• [Stored data entries]
---*---

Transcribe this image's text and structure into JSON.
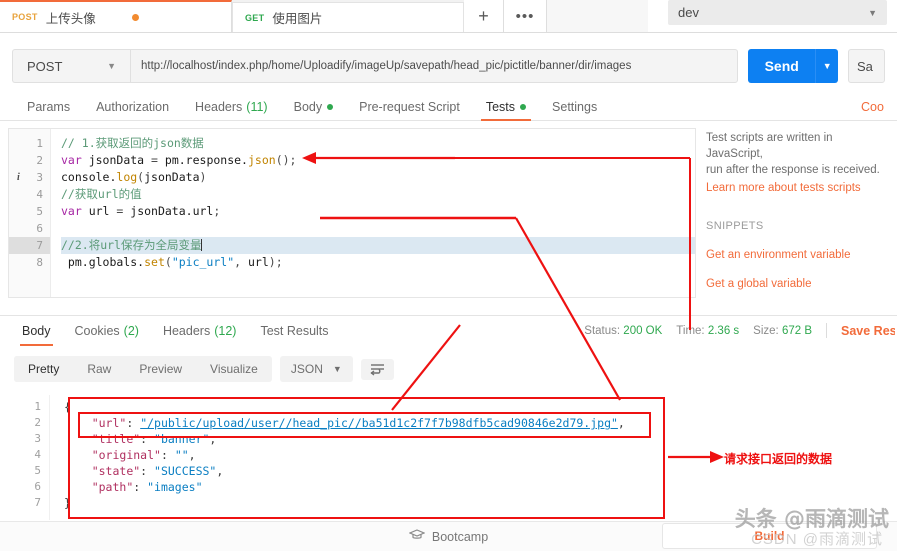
{
  "window": {
    "request_tabs": [
      {
        "method": "POST",
        "label": "上传头像",
        "unsaved": true,
        "active": true
      },
      {
        "method": "GET",
        "label": "使用图片",
        "unsaved": false,
        "active": false
      }
    ],
    "new_tab_icon": "+",
    "more_icon": "•••",
    "environment": "dev",
    "environment_caret": "▼"
  },
  "url_bar": {
    "method": "POST",
    "method_caret": "▼",
    "url": "http://localhost/index.php/home/Uploadify/imageUp/savepath/head_pic/pictitle/banner/dir/images",
    "send_label": "Send",
    "send_caret": "▼",
    "save_label": "Sa",
    "send_color": "#0d80f2"
  },
  "request_tabs": {
    "items": [
      {
        "label": "Params",
        "count": "",
        "dot": false,
        "active": false
      },
      {
        "label": "Authorization",
        "count": "",
        "dot": false,
        "active": false
      },
      {
        "label": "Headers",
        "count": "(11)",
        "dot": false,
        "active": false
      },
      {
        "label": "Body",
        "count": "",
        "dot": true,
        "active": false
      },
      {
        "label": "Pre-request Script",
        "count": "",
        "dot": false,
        "active": false
      },
      {
        "label": "Tests",
        "count": "",
        "dot": true,
        "active": true
      },
      {
        "label": "Settings",
        "count": "",
        "dot": false,
        "active": false
      }
    ],
    "cookies_link": "Coo"
  },
  "editor": {
    "lines": [
      {
        "n": "1",
        "info": false,
        "highlight": false,
        "tokens": [
          {
            "t": "comment",
            "v": "// 1.获取返回的json数据"
          }
        ]
      },
      {
        "n": "2",
        "info": false,
        "highlight": false,
        "tokens": [
          {
            "t": "kw",
            "v": "var"
          },
          {
            "t": "plain",
            "v": " jsonData "
          },
          {
            "t": "pun",
            "v": "="
          },
          {
            "t": "plain",
            "v": " pm."
          },
          {
            "t": "plain",
            "v": "response."
          },
          {
            "t": "fn",
            "v": "json"
          },
          {
            "t": "pun",
            "v": "();"
          }
        ]
      },
      {
        "n": "3",
        "info": true,
        "highlight": false,
        "tokens": [
          {
            "t": "plain",
            "v": "console."
          },
          {
            "t": "fn",
            "v": "log"
          },
          {
            "t": "pun",
            "v": "("
          },
          {
            "t": "plain",
            "v": "jsonData"
          },
          {
            "t": "pun",
            "v": ")"
          }
        ]
      },
      {
        "n": "4",
        "info": false,
        "highlight": false,
        "tokens": [
          {
            "t": "comment",
            "v": "//获取url的值"
          }
        ]
      },
      {
        "n": "5",
        "info": false,
        "highlight": false,
        "tokens": [
          {
            "t": "kw",
            "v": "var"
          },
          {
            "t": "plain",
            "v": " url "
          },
          {
            "t": "pun",
            "v": "="
          },
          {
            "t": "plain",
            "v": " jsonData.url"
          },
          {
            "t": "pun",
            "v": ";"
          }
        ]
      },
      {
        "n": "6",
        "info": false,
        "highlight": false,
        "tokens": [
          {
            "t": "plain",
            "v": ""
          }
        ]
      },
      {
        "n": "7",
        "info": false,
        "highlight": true,
        "tokens": [
          {
            "t": "comment",
            "v": "//2.将url保存为全局变量"
          }
        ]
      },
      {
        "n": "8",
        "info": false,
        "highlight": false,
        "tokens": [
          {
            "t": "plain",
            "v": " pm.globals."
          },
          {
            "t": "fn",
            "v": "set"
          },
          {
            "t": "pun",
            "v": "("
          },
          {
            "t": "str",
            "v": "\"pic_url\""
          },
          {
            "t": "pun",
            "v": ", "
          },
          {
            "t": "plain",
            "v": "url"
          },
          {
            "t": "pun",
            "v": ");"
          }
        ]
      }
    ]
  },
  "snippets": {
    "description_line1": "Test scripts are written in JavaScript,",
    "description_line2": "run after the response is received.",
    "learn_more": "Learn more about tests scripts",
    "heading": "SNIPPETS",
    "items": [
      "Get an environment variable",
      "Get a global variable"
    ]
  },
  "response_tabs": {
    "items": [
      {
        "label": "Body",
        "count": "",
        "active": true
      },
      {
        "label": "Cookies",
        "count": "(2)",
        "active": false
      },
      {
        "label": "Headers",
        "count": "(12)",
        "active": false
      },
      {
        "label": "Test Results",
        "count": "",
        "active": false
      }
    ],
    "status_label": "Status:",
    "status_value": "200 OK",
    "time_label": "Time:",
    "time_value": "2.36 s",
    "size_label": "Size:",
    "size_value": "672 B",
    "save_response": "Save Res"
  },
  "response_view": {
    "modes": [
      "Pretty",
      "Raw",
      "Preview",
      "Visualize"
    ],
    "active_mode": "Pretty",
    "format": "JSON",
    "format_caret": "▼",
    "wrap_icon": "wrap-lines-icon"
  },
  "response_body": {
    "lines": [
      {
        "n": "1",
        "parts": [
          {
            "t": "brace",
            "v": "{"
          }
        ]
      },
      {
        "n": "2",
        "parts": [
          {
            "t": "plain",
            "v": "    "
          },
          {
            "t": "key",
            "v": "\"url\""
          },
          {
            "t": "plain",
            "v": ": "
          },
          {
            "t": "link",
            "v": "\"/public/upload/user//head_pic//ba51d1c2f7f7b98dfb5cad90846e2d79.jpg\""
          },
          {
            "t": "plain",
            "v": ","
          }
        ]
      },
      {
        "n": "3",
        "parts": [
          {
            "t": "plain",
            "v": "    "
          },
          {
            "t": "key",
            "v": "\"title\""
          },
          {
            "t": "plain",
            "v": ": "
          },
          {
            "t": "val",
            "v": "\"banner\""
          },
          {
            "t": "plain",
            "v": ","
          }
        ]
      },
      {
        "n": "4",
        "parts": [
          {
            "t": "plain",
            "v": "    "
          },
          {
            "t": "key",
            "v": "\"original\""
          },
          {
            "t": "plain",
            "v": ": "
          },
          {
            "t": "val",
            "v": "\"\""
          },
          {
            "t": "plain",
            "v": ","
          }
        ]
      },
      {
        "n": "5",
        "parts": [
          {
            "t": "plain",
            "v": "    "
          },
          {
            "t": "key",
            "v": "\"state\""
          },
          {
            "t": "plain",
            "v": ": "
          },
          {
            "t": "val",
            "v": "\"SUCCESS\""
          },
          {
            "t": "plain",
            "v": ","
          }
        ]
      },
      {
        "n": "6",
        "parts": [
          {
            "t": "plain",
            "v": "    "
          },
          {
            "t": "key",
            "v": "\"path\""
          },
          {
            "t": "plain",
            "v": ": "
          },
          {
            "t": "val",
            "v": "\"images\""
          }
        ]
      },
      {
        "n": "7",
        "parts": [
          {
            "t": "brace",
            "v": "}"
          }
        ]
      }
    ]
  },
  "annotations": {
    "callout_text": "请求接口返回的数据",
    "color": "#ee1111"
  },
  "footer": {
    "bootcamp_label": "Bootcamp",
    "bootcamp_icon": "graduation-cap-icon",
    "build_label": "Build"
  },
  "watermark": {
    "primary": "头条 @雨滴测试",
    "secondary": "CSDN @雨滴测试"
  }
}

---*---

• [Given exercise]
Return only the number of lines in the entries that contain the string "banner".

• [Answer to the problem]
2